Repeat the material exactly, every line of it.

• **DATASET RECORDS**:
-.-.-
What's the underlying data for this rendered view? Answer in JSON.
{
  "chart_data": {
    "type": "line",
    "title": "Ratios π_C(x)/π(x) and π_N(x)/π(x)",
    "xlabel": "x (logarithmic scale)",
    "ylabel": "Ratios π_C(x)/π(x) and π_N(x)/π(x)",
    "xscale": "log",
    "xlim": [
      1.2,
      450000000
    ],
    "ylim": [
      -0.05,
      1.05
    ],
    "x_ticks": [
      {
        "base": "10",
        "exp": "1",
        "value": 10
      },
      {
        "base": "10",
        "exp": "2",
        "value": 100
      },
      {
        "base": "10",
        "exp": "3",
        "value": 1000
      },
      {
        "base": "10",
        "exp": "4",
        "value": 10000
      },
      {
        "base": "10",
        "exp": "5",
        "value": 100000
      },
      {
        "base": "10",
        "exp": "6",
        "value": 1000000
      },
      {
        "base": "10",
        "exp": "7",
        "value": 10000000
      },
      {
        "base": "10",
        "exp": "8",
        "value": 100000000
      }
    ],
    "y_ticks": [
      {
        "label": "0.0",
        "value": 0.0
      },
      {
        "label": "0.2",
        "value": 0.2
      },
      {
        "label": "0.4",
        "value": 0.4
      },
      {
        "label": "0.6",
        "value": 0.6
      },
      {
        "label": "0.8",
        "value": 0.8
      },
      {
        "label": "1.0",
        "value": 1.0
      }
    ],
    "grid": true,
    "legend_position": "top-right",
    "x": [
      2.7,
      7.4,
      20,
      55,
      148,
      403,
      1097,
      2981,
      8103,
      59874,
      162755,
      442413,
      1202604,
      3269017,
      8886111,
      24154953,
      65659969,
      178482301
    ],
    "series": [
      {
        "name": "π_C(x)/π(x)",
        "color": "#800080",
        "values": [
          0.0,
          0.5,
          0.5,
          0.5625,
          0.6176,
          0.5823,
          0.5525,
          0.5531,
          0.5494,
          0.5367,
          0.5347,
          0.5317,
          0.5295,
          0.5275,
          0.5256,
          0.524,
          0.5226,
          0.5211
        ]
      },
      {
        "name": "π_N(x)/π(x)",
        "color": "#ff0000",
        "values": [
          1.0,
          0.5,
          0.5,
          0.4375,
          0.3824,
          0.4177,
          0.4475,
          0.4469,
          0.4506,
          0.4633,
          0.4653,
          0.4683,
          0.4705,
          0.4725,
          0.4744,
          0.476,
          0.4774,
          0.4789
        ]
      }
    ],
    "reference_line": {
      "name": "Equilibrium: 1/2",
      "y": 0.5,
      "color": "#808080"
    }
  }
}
-.-.-
• **EXERCISE ANSWER**:
What's the underlying data for this rendered view? Answer in JSON.
{
  "chart_data": {
    "type": "line",
    "title": "Ratios π_C(x)/π(x) and π_N(x)/π(x)",
    "xlabel": "x (logarithmic scale)",
    "ylabel": "Ratios π_C(x)/π(x) and π_N(x)/π(x)",
    "xscale": "log",
    "xlim": [
      1.2,
      450000000
    ],
    "ylim": [
      -0.05,
      1.05
    ],
    "x_ticks": [
      {
        "base": "10",
        "exp": "1",
        "value": 10
      },
      {
        "base": "10",
        "exp": "2",
        "value": 100
      },
      {
        "base": "10",
        "exp": "3",
        "value": 1000
      },
      {
        "base": "10",
        "exp": "4",
        "value": 10000
      },
      {
        "base": "10",
        "exp": "5",
        "value": 100000
      },
      {
        "base": "10",
        "exp": "6",
        "value": 1000000
      },
      {
        "base": "10",
        "exp": "7",
        "value": 10000000
      },
      {
        "base": "10",
        "exp": "8",
        "value": 100000000
      }
    ],
    "y_ticks": [
      {
        "label": "0.0",
        "value": 0.0
      },
      {
        "label": "0.2",
        "value": 0.2
      },
      {
        "label": "0.4",
        "value": 0.4
      },
      {
        "label": "0.6",
        "value": 0.6
      },
      {
        "label": "0.8",
        "value": 0.8
      },
      {
        "label": "1.0",
        "value": 1.0
      }
    ],
    "grid": true,
    "legend_position": "top-right",
    "x": [
      2.7,
      7.4,
      20,
      55,
      148,
      403,
      1097,
      2981,
      8103,
      59874,
      162755,
      442413,
      1202604,
      3269017,
      8886111,
      24154953,
      65659969,
      178482301
    ],
    "series": [
      {
        "name": "π_C(x)/π(x)",
        "color": "#800080",
        "values": [
          0.0,
          0.5,
          0.5,
          0.5625,
          0.6176,
          0.5823,
          0.5525,
          0.5531,
          0.5494,
          0.5367,
          0.5347,
          0.5317,
          0.5295,
          0.5275,
          0.5256,
          0.524,
          0.5226,
          0.5211
        ]
      },
      {
        "name": "π_N(x)/π(x)",
        "color": "#ff0000",
        "values": [
          1.0,
          0.5,
          0.5,
          0.4375,
          0.3824,
          0.4177,
          0.4475,
          0.4469,
          0.4506,
          0.4633,
          0.4653,
          0.4683,
          0.4705,
          0.4725,
          0.4744,
          0.476,
          0.4774,
          0.4789
        ]
      }
    ],
    "reference_line": {
      "name": "Equilibrium: 1/2",
      "y": 0.5,
      "color": "#808080"
    }
  }
}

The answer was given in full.